Repeat the material verbatim and drop the pictures.
** Start of Data for the task **
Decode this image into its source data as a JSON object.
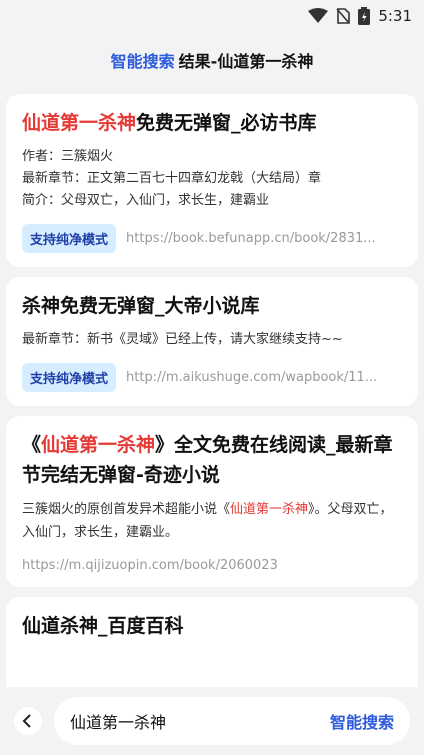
{
  "status": {
    "time": "5:31"
  },
  "header": {
    "brand": "智能搜索",
    "title": "结果-仙道第一杀神"
  },
  "results": [
    {
      "title_hl": "仙道第一杀神",
      "title_rest": "免费无弹窗_必访书库",
      "author": "作者：三簇烟火",
      "latest": "最新章节：正文第二百七十四章幻龙戟（大结局）章",
      "summary": "简介：父母双亡，入仙门，求长生，建霸业",
      "badge": "支持纯净模式",
      "url": "https://book.befunapp.cn/book/2831..."
    },
    {
      "title": "杀神免费无弹窗_大帝小说库",
      "latest": "最新章节：新书《灵域》已经上传，请大家继续支持~~",
      "badge": "支持纯净模式",
      "url": "http://m.aikushuge.com/wapbook/11..."
    },
    {
      "title_pre": "《",
      "title_hl": "仙道第一杀神",
      "title_rest": "》全文免费在线阅读_最新章节完结无弹窗-奇迹小说",
      "desc_pre": "三簇烟火的原创首发异术超能小说《",
      "desc_hl": "仙道第一杀神",
      "desc_rest": "》。父母双亡，入仙门，求长生，建霸业。",
      "url": "https://m.qijizuopin.com/book/2060023"
    },
    {
      "title": "仙道杀神_百度百科"
    }
  ],
  "search": {
    "query": "仙道第一杀神",
    "button": "智能搜索"
  }
}
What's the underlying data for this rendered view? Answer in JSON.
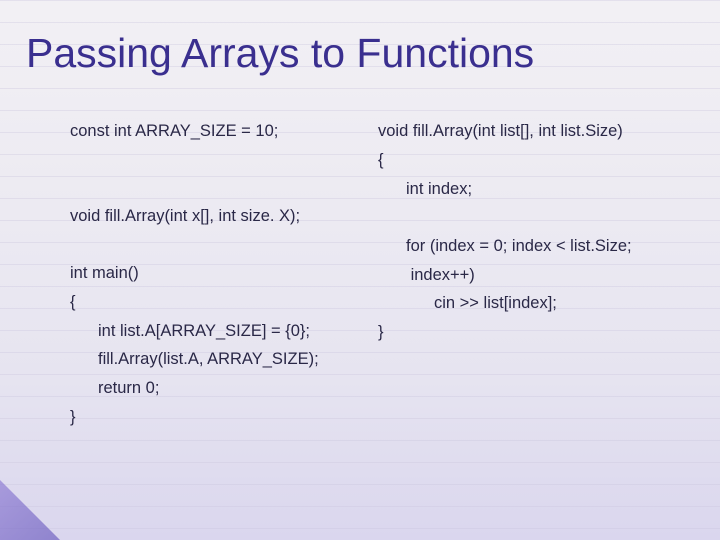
{
  "title": "Passing Arrays to Functions",
  "left": {
    "l1": "const int ARRAY_SIZE = 10;",
    "l2": "void fill.Array(int x[], int size. X);",
    "l3": "int main()",
    "l4": "{",
    "l5": "int list.A[ARRAY_SIZE] = {0};",
    "l6": "fill.Array(list.A, ARRAY_SIZE);",
    "l7": "return 0;",
    "l8": "}"
  },
  "right": {
    "r1": "void fill.Array(int list[], int list.Size)",
    "r2": "{",
    "r3": "int index;",
    "r4": "for (index = 0; index < list.Size;",
    "r5": " index++)",
    "r6": "cin >> list[index];",
    "r7": "}"
  }
}
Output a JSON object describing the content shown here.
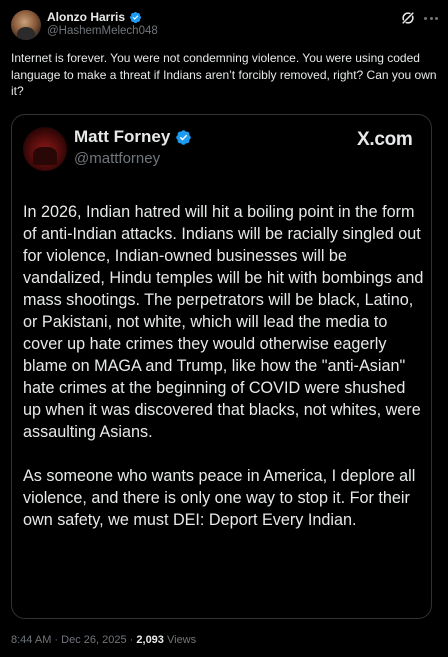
{
  "author": {
    "display_name": "Alonzo Harris",
    "handle": "@HashemMelech048",
    "verified_icon": "verified-badge-icon"
  },
  "icons": {
    "grok": "grok-slash-icon",
    "more": "more-options-icon"
  },
  "post": {
    "text": "Internet is forever. You were not condemning violence. You were using coded language to make a threat if Indians aren’t forcibly removed, right? Can you own it?"
  },
  "quoted": {
    "display_name": "Matt Forney",
    "handle": "@mattforney",
    "source": "X.com",
    "paragraphs": [
      "In 2026, Indian hatred will hit a boiling point in the form of anti-Indian attacks. Indians will be racially singled out for violence, Indian-owned businesses will be vandalized, Hindu temples will be hit with bombings and mass shootings. The perpetrators will be black, Latino, or Pakistani, not white, which will lead the media to cover up hate crimes they would otherwise eagerly blame on MAGA and Trump, like how the \"anti-Asian\" hate crimes at the beginning of COVID were shushed up when it was discovered that blacks, not whites, were assaulting Asians.",
      "As someone who wants peace in America, I deplore all violence, and there is only one way to stop it. For their own safety, we must DEI: Deport Every Indian."
    ]
  },
  "meta": {
    "time": "8:44 AM",
    "separator": "·",
    "date": "Dec 26, 2025",
    "views_count": "2,093",
    "views_label": "Views"
  },
  "colors": {
    "background": "#000000",
    "text": "#e7e9ea",
    "muted": "#71767b",
    "border": "#2f3336",
    "verified": "#1d9bf0"
  }
}
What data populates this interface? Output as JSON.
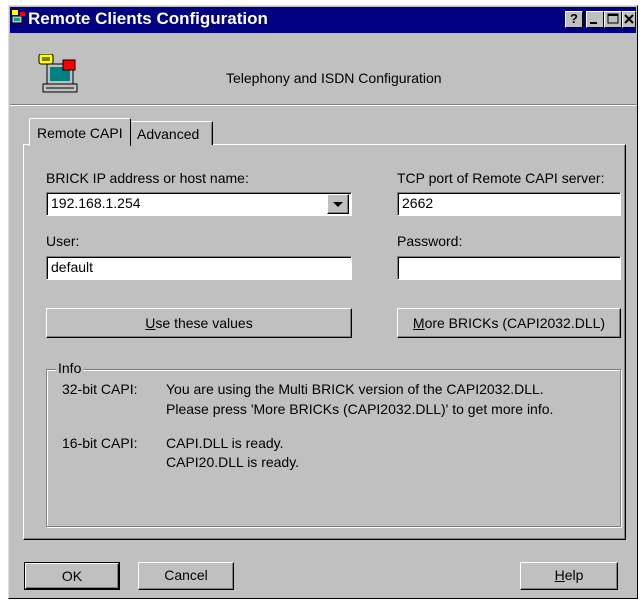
{
  "window": {
    "title": "Remote Clients Configuration",
    "header_text": "Telephony and ISDN Configuration",
    "controls": {
      "help": "?",
      "minimize": "_",
      "maximize": "□",
      "close": "×"
    }
  },
  "tabs": [
    {
      "label": "Remote CAPI",
      "active": true
    },
    {
      "label": "Advanced",
      "active": false
    }
  ],
  "form": {
    "host_label": "BRICK IP address or host name:",
    "host_value": "192.168.1.254",
    "port_label": "TCP port of Remote CAPI server:",
    "port_value": "2662",
    "user_label": "User:",
    "user_value": "default",
    "password_label": "Password:",
    "password_value": ""
  },
  "buttons": {
    "use_values": {
      "underline": "U",
      "rest": "se these values"
    },
    "more_bricks": {
      "underline": "M",
      "rest": "ore BRICKs (CAPI2032.DLL)"
    },
    "ok": "OK",
    "cancel": "Cancel",
    "help": {
      "underline": "H",
      "rest": "elp"
    }
  },
  "info": {
    "title": "Info",
    "capi32_label": "32-bit CAPI:",
    "capi32_line1": "You are using the Multi BRICK version of the CAPI2032.DLL.",
    "capi32_line2": "Please press 'More BRICKs (CAPI2032.DLL)' to get more info.",
    "capi16_label": "16-bit CAPI:",
    "capi16_line1": "CAPI.DLL is ready.",
    "capi16_line2": "CAPI20.DLL is ready."
  },
  "colors": {
    "title_bar": "#000080",
    "face": "#c0c0c0"
  }
}
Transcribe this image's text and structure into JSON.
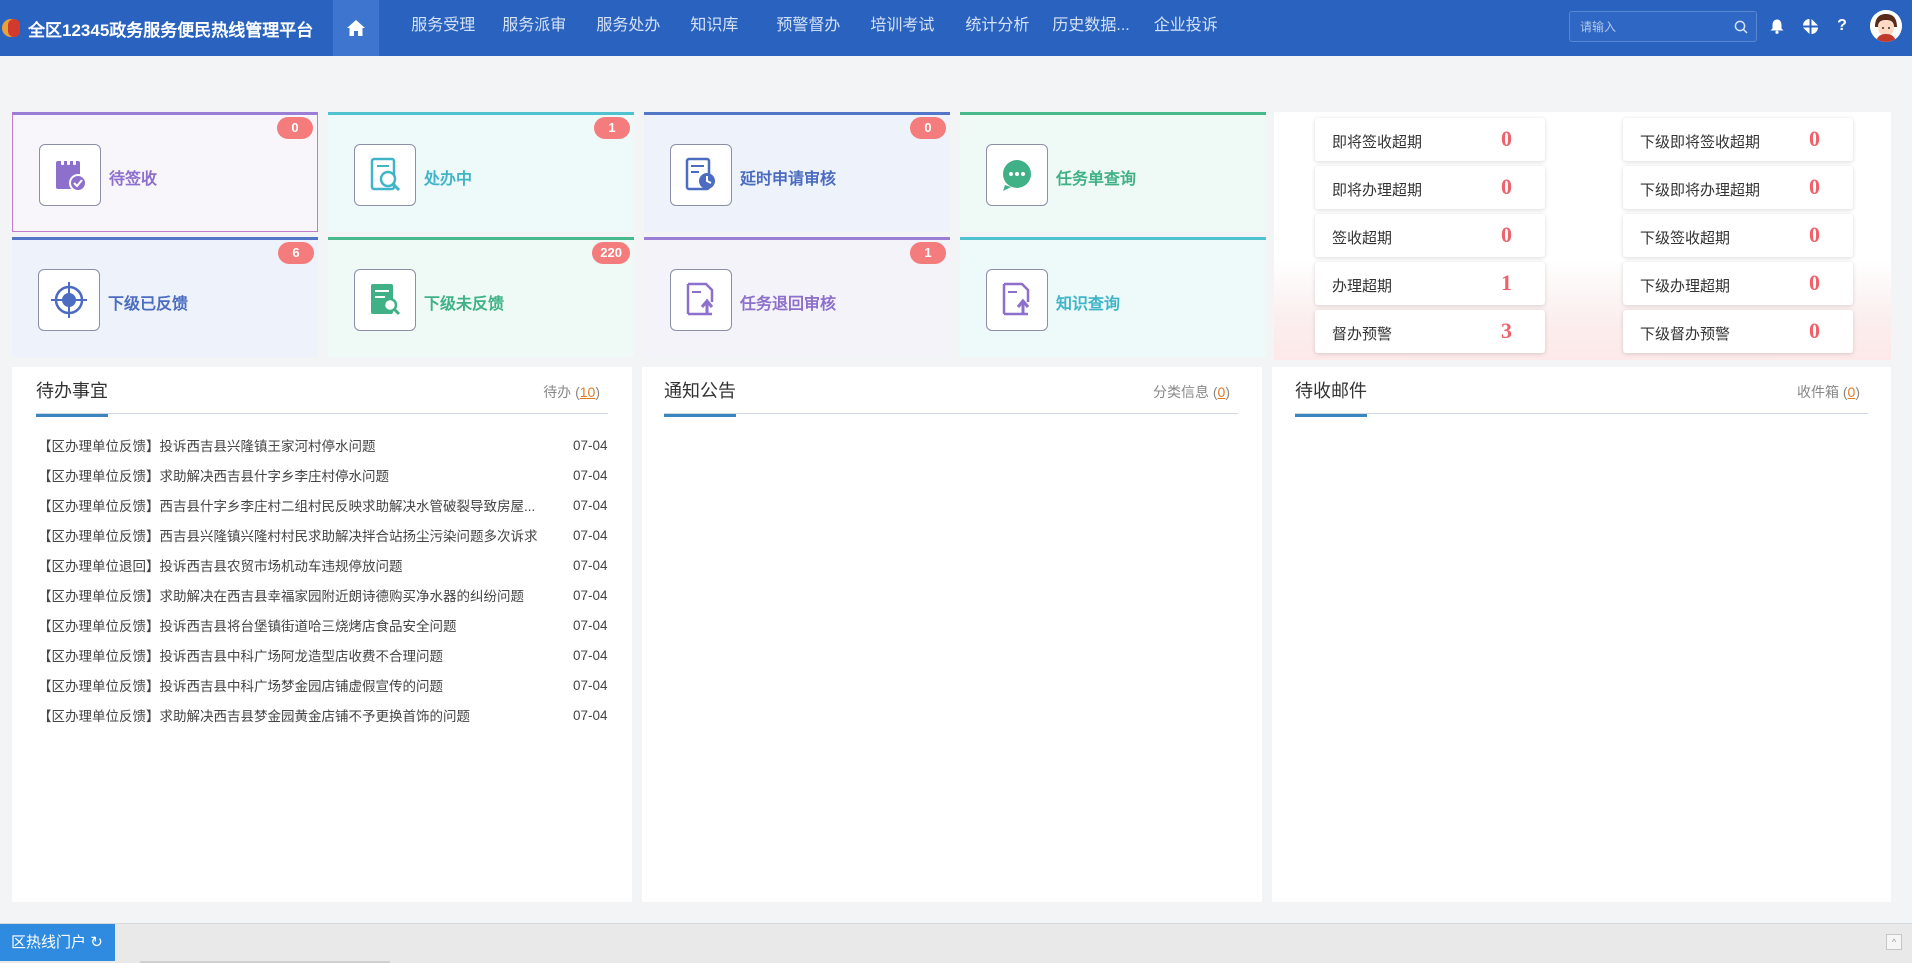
** End of Data for the task **
Exercise output:
Decode this image into its source data as a JSON object.
{
  "status": {
    "time": "5:31"
  },
  "header": {
    "brand": "智能搜索",
    "title": "结果-仙道第一杀神"
  },
  "results": [
    {
      "title_hl": "仙道第一杀神",
      "title_rest": "免费无弹窗_必访书库",
      "author": "作者：三簇烟火",
      "latest": "最新章节：正文第二百七十四章幻龙戟（大结局）章",
      "summary": "简介：父母双亡，入仙门，求长生，建霸业",
      "badge": "支持纯净模式",
      "url": "https://book.befunapp.cn/book/2831..."
    },
    {
      "title": "杀神免费无弹窗_大帝小说库",
      "latest": "最新章节：新书《灵域》已经上传，请大家继续支持~~",
      "badge": "支持纯净模式",
      "url": "http://m.aikushuge.com/wapbook/11..."
    },
    {
      "title_pre": "《",
      "title_hl": "仙道第一杀神",
      "title_rest": "》全文免费在线阅读_最新章节完结无弹窗-奇迹小说",
      "desc_pre": "三簇烟火的原创首发异术超能小说《",
      "desc_hl": "仙道第一杀神",
      "desc_rest": "》。父母双亡，入仙门，求长生，建霸业。",
      "url": "https://m.qijizuopin.com/book/2060023"
    },
    {
      "title": "仙道杀神_百度百科"
    }
  ],
  "search": {
    "query": "仙道第一杀神",
    "button": "智能搜索"
  }
}
What's the underlying data for this rendered view? Answer in JSON.
{
  "title": "Passing Arrays to Functions",
  "left": {
    "l1": "const int ARRAY_SIZE = 10;",
    "l2": "void fill.Array(int x[], int size. X);",
    "l3": "int main()",
    "l4": "{",
    "l5": "int list.A[ARRAY_SIZE] = {0};",
    "l6": "fill.Array(list.A, ARRAY_SIZE);",
    "l7": "return 0;",
    "l8": "}"
  },
  "right": {
    "r1": "void fill.Array(int list[], int list.Size)",
    "r2": "{",
    "r3": "int index;",
    "r4": "for (index = 0; index < list.Size;",
    "r5": " index++)",
    "r6": "cin >> list[index];",
    "r7": "}"
  }
}
Output a JSON object describing the content shown here.
{
  "author": {
    "display_name": "Alonzo Harris",
    "handle": "@HashemMelech048",
    "verified_icon": "verified-badge-icon"
  },
  "icons": {
    "grok": "grok-slash-icon",
    "more": "more-options-icon"
  },
  "post": {
    "text": "Internet is forever. You were not condemning violence. You were using coded language to make a threat if Indians aren’t forcibly removed, right? Can you own it?"
  },
  "quoted": {
    "display_name": "Matt Forney",
    "handle": "@mattforney",
    "source": "X.com",
    "paragraphs": [
      "In 2026, Indian hatred will hit a boiling point in the form of anti-Indian attacks. Indians will be racially singled out for violence, Indian-owned businesses will be vandalized, Hindu temples will be hit with bombings and mass shootings. The perpetrators will be black, Latino, or Pakistani, not white, which will lead the media to cover up hate crimes they would otherwise eagerly blame on MAGA and Trump, like how the \"anti-Asian\" hate crimes at the beginning of COVID were shushed up when it was discovered that blacks, not whites, were assaulting Asians.",
      "As someone who wants peace in America, I deplore all violence, and there is only one way to stop it. For their own safety, we must DEI: Deport Every Indian."
    ]
  },
  "meta": {
    "time": "8:44 AM",
    "separator": "·",
    "date": "Dec 26, 2025",
    "views_count": "2,093",
    "views_label": "Views"
  },
  "colors": {
    "background": "#000000",
    "text": "#e7e9ea",
    "muted": "#71767b",
    "border": "#2f3336",
    "verified": "#1d9bf0"
  }
}
What data populates this interface? Output as JSON.
{
  "window": {
    "title": "Remote Clients Configuration",
    "header_text": "Telephony and ISDN Configuration",
    "controls": {
      "help": "?",
      "minimize": "_",
      "maximize": "□",
      "close": "×"
    }
  },
  "tabs": [
    {
      "label": "Remote CAPI",
      "active": true
    },
    {
      "label": "Advanced",
      "active": false
    }
  ],
  "form": {
    "host_label": "BRICK IP address or host name:",
    "host_value": "192.168.1.254",
    "port_label": "TCP port of Remote CAPI server:",
    "port_value": "2662",
    "user_label": "User:",
    "user_value": "default",
    "password_label": "Password:",
    "password_value": ""
  },
  "buttons": {
    "use_values": {
      "underline": "U",
      "rest": "se these values"
    },
    "more_bricks": {
      "underline": "M",
      "rest": "ore BRICKs (CAPI2032.DLL)"
    },
    "ok": "OK",
    "cancel": "Cancel",
    "help": {
      "underline": "H",
      "rest": "elp"
    }
  },
  "info": {
    "title": "Info",
    "capi32_label": "32-bit CAPI:",
    "capi32_line1": "You are using the Multi BRICK version of the CAPI2032.DLL.",
    "capi32_line2": "Please press 'More BRICKs (CAPI2032.DLL)' to get more info.",
    "capi16_label": "16-bit CAPI:",
    "capi16_line1": "CAPI.DLL is ready.",
    "capi16_line2": "CAPI20.DLL is ready."
  },
  "colors": {
    "title_bar": "#000080",
    "face": "#c0c0c0"
  }
}
Transcribe this image's text and structure into JSON.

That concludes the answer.